### Passage to read:
********************
Malisa Kurtz first grad of Interdisciplinary Humanities PhD

Malisa Kurtz’s study of science fiction stretches beyond looking at a genre of books and film.

She’s interested in how science fiction relates to globalization, technology, postcolonialism and social justice. She wants to know how it can be used to bring people together to imagine a less exploitative future, specifically in the global South.

Kurtz was able to explore science fiction across many faculties through Brock University’s Interdisciplinary Humanities PhD program.

This spring, she was the first graduate of the program, which was launched in 2011.

“Science fiction studies is a field that doesn’t really fit anywhere,” she says. “It crosses into science and technology, English, philosophy, ethics and history.”

Kurtz said the Interdisciplinary Humanities program opened doors for her across the university and allowed her to connect with a variety of different professors and researchers.
********************
Layout dataset entries
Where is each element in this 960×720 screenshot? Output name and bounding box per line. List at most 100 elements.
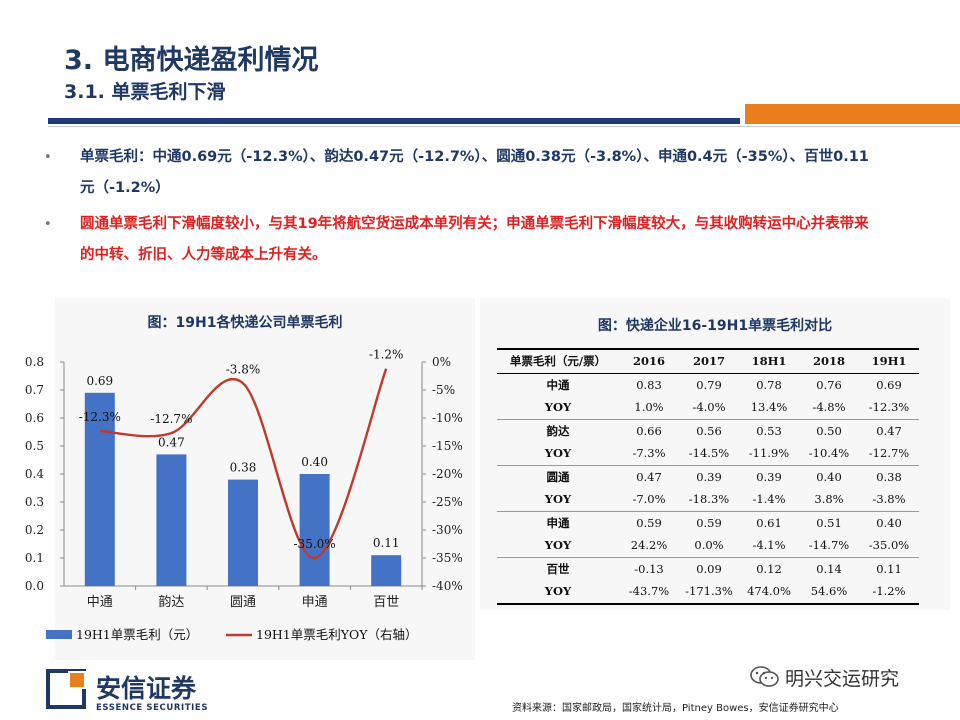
bar bbox=[228, 479, 258, 586]
table-cell: 0.14 bbox=[799, 556, 859, 580]
combo-chart: 0.0 0.1 0.2 0.3 0.4 0.5 0.6 0.7 0.8 0% -5% -10% -15%… bbox=[25, 348, 463, 642]
bar-data-label: 0.40 bbox=[301, 455, 328, 469]
table-row: 韵达 0.66 0.56 0.53 0.50 0.47 bbox=[497, 418, 919, 442]
table-cell: 0.39 bbox=[739, 464, 799, 488]
x-tick-label: 韵达 bbox=[158, 595, 184, 610]
table-row-label: 圆通 bbox=[497, 464, 619, 488]
table-cell: 54.6% bbox=[799, 580, 859, 605]
bar bbox=[156, 454, 187, 586]
bullet-text: 圆通单票毛利下滑幅度较小，与其19年将航空货运成本单列有关；申通单票毛利下滑幅度… bbox=[80, 216, 869, 263]
x-tick-label: 圆通 bbox=[230, 595, 256, 610]
table-row: 百世 -0.13 0.09 0.12 0.14 0.11 bbox=[497, 556, 919, 580]
table-header-cell: 2018 bbox=[799, 348, 859, 374]
page-subtitle: 3.1. 单票毛利下滑 bbox=[64, 81, 226, 103]
table-cell: -4.8% bbox=[812, 400, 846, 415]
table-cell: 0.59 bbox=[679, 510, 739, 534]
table-row-label: YOY bbox=[544, 400, 572, 415]
table-cell: -14.5% bbox=[688, 446, 730, 461]
table-header-cell: 2016 bbox=[619, 348, 679, 374]
table-row: 申通 0.59 0.59 0.61 0.51 0.40 bbox=[497, 510, 919, 534]
y-right-tick-label: -35% bbox=[432, 551, 463, 565]
table-row: YOY 24.2% 0.0% -4.1% -14.7% -35.0% bbox=[497, 534, 919, 557]
bullet-marker: • bbox=[44, 217, 52, 232]
header-rule-orange bbox=[745, 104, 960, 124]
y-right-tick-label: -30% bbox=[432, 523, 463, 537]
wechat-icon bbox=[750, 666, 779, 687]
table-cell: -10.4% bbox=[808, 446, 850, 461]
table-cell: -35.0% bbox=[868, 538, 910, 553]
table-cell: -43.7% bbox=[619, 580, 679, 605]
bar-data-label: 0.69 bbox=[86, 374, 113, 388]
y-left-tick-label: 0.4 bbox=[25, 467, 44, 481]
table-cell: 1.0% bbox=[634, 400, 664, 415]
table-cell: -1.2% bbox=[859, 580, 919, 605]
legend-line-label: 19H1单票毛利YOY（右轴） bbox=[256, 627, 418, 642]
left-figure-panel bbox=[55, 298, 475, 660]
table-row-label: YOY bbox=[544, 492, 572, 507]
y-left-tick-label: 0.0 bbox=[25, 579, 44, 593]
table-cell: 0.83 bbox=[636, 377, 662, 392]
y-left-tick-label: 0.6 bbox=[25, 411, 44, 425]
table-row-label: YOY bbox=[497, 580, 619, 605]
y-right-tick-label: -15% bbox=[432, 439, 463, 453]
table-cell: 474.0% bbox=[739, 580, 799, 605]
table-cell: 0.09 bbox=[679, 556, 739, 580]
bar bbox=[84, 392, 115, 586]
table-cell: 0.50 bbox=[799, 418, 859, 442]
table-header-cell: 18H1 bbox=[739, 348, 799, 374]
y-left-tick-label: 0.5 bbox=[25, 439, 44, 453]
yoy-line bbox=[99, 368, 388, 560]
y-right-tick-label: -5% bbox=[432, 383, 455, 397]
table-row-label: 韵达 bbox=[497, 418, 619, 442]
table-cell: 0.79 bbox=[696, 377, 722, 392]
company-logo-en: ESSENCE SECURITIES bbox=[96, 703, 209, 713]
y-left-tick-label: 0.8 bbox=[25, 355, 44, 369]
table-cell: 0.59 bbox=[619, 510, 679, 534]
table-row: YOY -43.7% -171.3% 474.0% 54.6% -1.2% bbox=[497, 580, 919, 605]
table-cell: 3.8% bbox=[814, 492, 844, 507]
yoy-data-label: -12.3% bbox=[79, 410, 121, 424]
yoy-data-label: -12.7% bbox=[150, 412, 192, 426]
bar-data-label: 0.38 bbox=[230, 461, 257, 475]
table-cell: 0.40 bbox=[859, 510, 919, 534]
table-header-cell: 19H1 bbox=[859, 348, 919, 374]
source-note: 资料来源：国家邮政局，国家统计局，Pitney Bowes，安信证券研究中心 bbox=[512, 703, 839, 714]
yoy-data-label: -1.2% bbox=[369, 348, 404, 362]
bar-data-label: 0.47 bbox=[158, 435, 185, 449]
table-cell: -7.3% bbox=[632, 446, 666, 461]
right-figure-title: 图：快递企业16-19H1单票毛利对比 bbox=[597, 318, 833, 334]
data-table: 单票毛利（元/票） 2016 2017 18H1 2018 19H1 中通 0.83 0.79 0… bbox=[497, 348, 919, 605]
table-cell: 0.78 bbox=[756, 377, 782, 392]
table-cell: 0.40 bbox=[799, 464, 859, 488]
y-right-tick-label: -40% bbox=[432, 579, 463, 593]
table-cell: 0.39 bbox=[679, 464, 739, 488]
table-cell: -14.7% bbox=[808, 538, 850, 553]
legend-bar-label: 19H1单票毛利（元） bbox=[76, 627, 198, 642]
table-cell: 0.76 bbox=[816, 377, 842, 392]
table-cell: 0.11 bbox=[859, 556, 919, 580]
table-cell: 0.51 bbox=[799, 510, 859, 534]
bullet-text: 单票毛利：中通0.69元（-12.3%）、韵达0.47元（-12.7%）、圆通0… bbox=[80, 149, 869, 196]
table-header-cell: 2017 bbox=[679, 348, 739, 374]
table-cell: -4.0% bbox=[692, 400, 726, 415]
x-tick-label: 中通 bbox=[87, 595, 113, 610]
header-rule-blue bbox=[48, 118, 740, 124]
table-cell: -1.4% bbox=[752, 492, 786, 507]
table-cell: -171.3% bbox=[679, 580, 739, 605]
company-logo-icon bbox=[46, 669, 86, 709]
table-cell: -3.8% bbox=[872, 492, 906, 507]
y-left-tick-label: 0.7 bbox=[25, 383, 44, 397]
y-right-tick-label: -20% bbox=[432, 467, 463, 481]
table-cell: -18.3% bbox=[688, 492, 730, 507]
table-cell: 0.69 bbox=[876, 377, 902, 392]
x-tick-label: 百世 bbox=[373, 595, 399, 610]
bar-data-label: 0.11 bbox=[373, 536, 400, 550]
table-row-label: 申通 bbox=[497, 510, 619, 534]
table-cell: 0.61 bbox=[739, 510, 799, 534]
legend-bar-swatch bbox=[46, 630, 72, 639]
table-cell: 24.2% bbox=[630, 538, 668, 553]
yoy-data-label: -3.8% bbox=[226, 362, 261, 376]
table-cell: 0.12 bbox=[739, 556, 799, 580]
table-cell: -0.13 bbox=[619, 556, 679, 580]
table-row-label: YOY bbox=[544, 538, 572, 553]
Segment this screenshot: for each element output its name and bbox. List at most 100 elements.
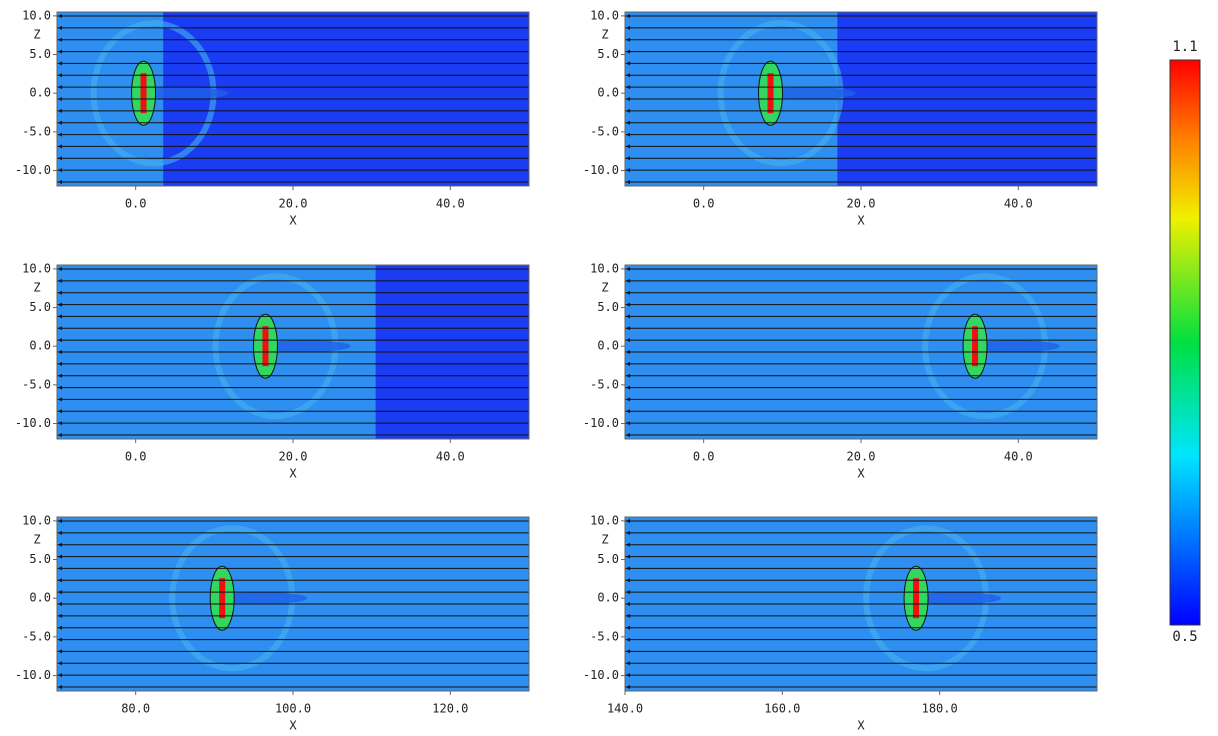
x-axis-label: X (289, 214, 297, 228)
streamline-arrow (58, 578, 62, 583)
streamline-arrow (58, 156, 62, 161)
streamline-arrow (626, 673, 630, 678)
x-tick-label: 40.0 (1004, 450, 1033, 464)
x-tick-label: 80.0 (121, 702, 150, 716)
wake (260, 340, 351, 353)
streamline-arrow (58, 373, 62, 378)
streamline-arrow (58, 14, 62, 18)
streamline-arrow (626, 361, 630, 366)
x-tick-label: 20.0 (847, 450, 876, 464)
y-tick-label: 5.0 (29, 300, 51, 314)
y-tick-label: -10.0 (15, 416, 51, 430)
streamline-arrow (58, 685, 62, 689)
streamline-arrow (626, 278, 630, 283)
streamline-arrow (58, 180, 62, 184)
plot-area (57, 517, 529, 691)
y-tick-label: 0.0 (29, 591, 51, 605)
streamline-arrow (626, 519, 630, 523)
streamline-arrow (58, 120, 62, 125)
plot-area (625, 517, 1097, 691)
streamline-arrow (626, 338, 630, 343)
streamline-arrow (58, 530, 62, 535)
streamline-arrow (58, 350, 62, 354)
streamline-arrow (58, 613, 62, 618)
x-tick-label: 120.0 (432, 702, 468, 716)
streamline-arrow (626, 156, 630, 161)
cloud-core (140, 73, 147, 114)
streamline-arrow (626, 97, 630, 101)
streamline-arrow (626, 566, 630, 571)
streamline-arrow (58, 397, 62, 402)
y-tick-label: -10.0 (583, 668, 619, 682)
streamline-arrow (626, 49, 630, 54)
streamline-arrow (626, 61, 630, 66)
x-tick-label: 0.0 (125, 450, 147, 464)
streamline-arrow (58, 108, 62, 113)
x-tick-label: 0.0 (125, 197, 147, 211)
streamline-arrow (58, 554, 62, 559)
y-tick-label: -10.0 (15, 163, 51, 177)
y-tick-label: -5.0 (22, 124, 51, 138)
streamline-arrow (58, 673, 62, 678)
y-axis-label: Z (601, 281, 608, 295)
streamline-arrow (626, 302, 630, 307)
y-axis-label: Z (33, 281, 40, 295)
streamline-arrow (626, 602, 630, 606)
y-tick-label: 10.0 (22, 8, 51, 22)
y-axis-label: Z (33, 28, 40, 42)
streamline-arrow (626, 397, 630, 402)
y-tick-label: -10.0 (583, 163, 619, 177)
streamline-arrow (626, 661, 630, 666)
streamline-arrow (58, 421, 62, 426)
plot-area (57, 265, 529, 439)
x-tick-label: 140.0 (607, 702, 643, 716)
x-axis-label: X (857, 467, 865, 481)
streamline-arrow (58, 637, 62, 642)
x-tick-label: 40.0 (436, 450, 465, 464)
colorbar (1169, 59, 1201, 626)
x-tick-label: 20.0 (279, 450, 308, 464)
y-tick-label: 5.0 (29, 552, 51, 566)
x-axis-label: X (289, 719, 297, 733)
y-tick-label: 5.0 (597, 300, 619, 314)
cloud-core (219, 578, 226, 619)
streamline-arrow (626, 637, 630, 642)
streamline-arrow (626, 554, 630, 559)
streamline-arrow (626, 350, 630, 354)
y-tick-label: 5.0 (597, 47, 619, 61)
streamline-arrow (58, 314, 62, 319)
streamline-arrow (626, 73, 630, 78)
streamline-arrow (58, 49, 62, 54)
streamline-arrow (626, 168, 630, 173)
streamline-arrow (58, 278, 62, 283)
colorbar-min-label: 0.5 (1172, 629, 1197, 645)
x-tick-label: 160.0 (764, 702, 800, 716)
streamline-arrow (626, 14, 630, 18)
x-tick-label: 180.0 (922, 702, 958, 716)
streamline-arrow (626, 373, 630, 378)
streamline-arrow (58, 649, 62, 654)
wake (970, 340, 1061, 353)
streamline-arrow (58, 168, 62, 173)
streamline-arrow (626, 625, 630, 630)
y-tick-label: 10.0 (22, 261, 51, 275)
streamline-arrow (58, 73, 62, 78)
x-axis-label: X (857, 214, 865, 228)
streamline-arrow (626, 530, 630, 535)
x-tick-label: 40.0 (1004, 197, 1033, 211)
plot-area (625, 265, 1097, 439)
y-tick-label: 0.0 (29, 86, 51, 100)
x-axis-label: X (857, 719, 865, 733)
streamline-arrow (58, 37, 62, 42)
y-axis-label: Z (601, 28, 608, 42)
streamline-arrow (58, 132, 62, 137)
y-tick-label: 0.0 (597, 591, 619, 605)
streamline-arrow (58, 85, 62, 90)
streamline-arrow (58, 25, 62, 30)
streamline-arrow (58, 433, 62, 437)
y-tick-label: 10.0 (22, 513, 51, 527)
y-tick-label: -5.0 (590, 377, 619, 391)
y-tick-label: 0.0 (29, 339, 51, 353)
streamline-arrow (626, 685, 630, 689)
********************
### Required actions:
1. According to the article on Malisa Kurtz's graduation, in what year was Brock University's Interdisciplinary Humanities PhD program launched?
2. Continue the article on Malisa Kurtz's graduation, starting after its final sentence.

### Responses by task:
1. 2011

2.
“The program gives you so much flexibility,” she says. “You get to shape your own study.”
Kurtz, who grew up in Thailand and Texas, did her master’s in Popular Culture at Brock. She said the professors and mentors she’s worked with over the years have changed her life.

“I’m more well rounded as a person and my scholarship is also more well rounded,” she says.

Callie Long

Callie Long

Callie Long began her PhD studies last fall. Her research interest lays in the trauma associated with the stigma of living with HIV and AIDS and particularly how that is represented in testimonial literature.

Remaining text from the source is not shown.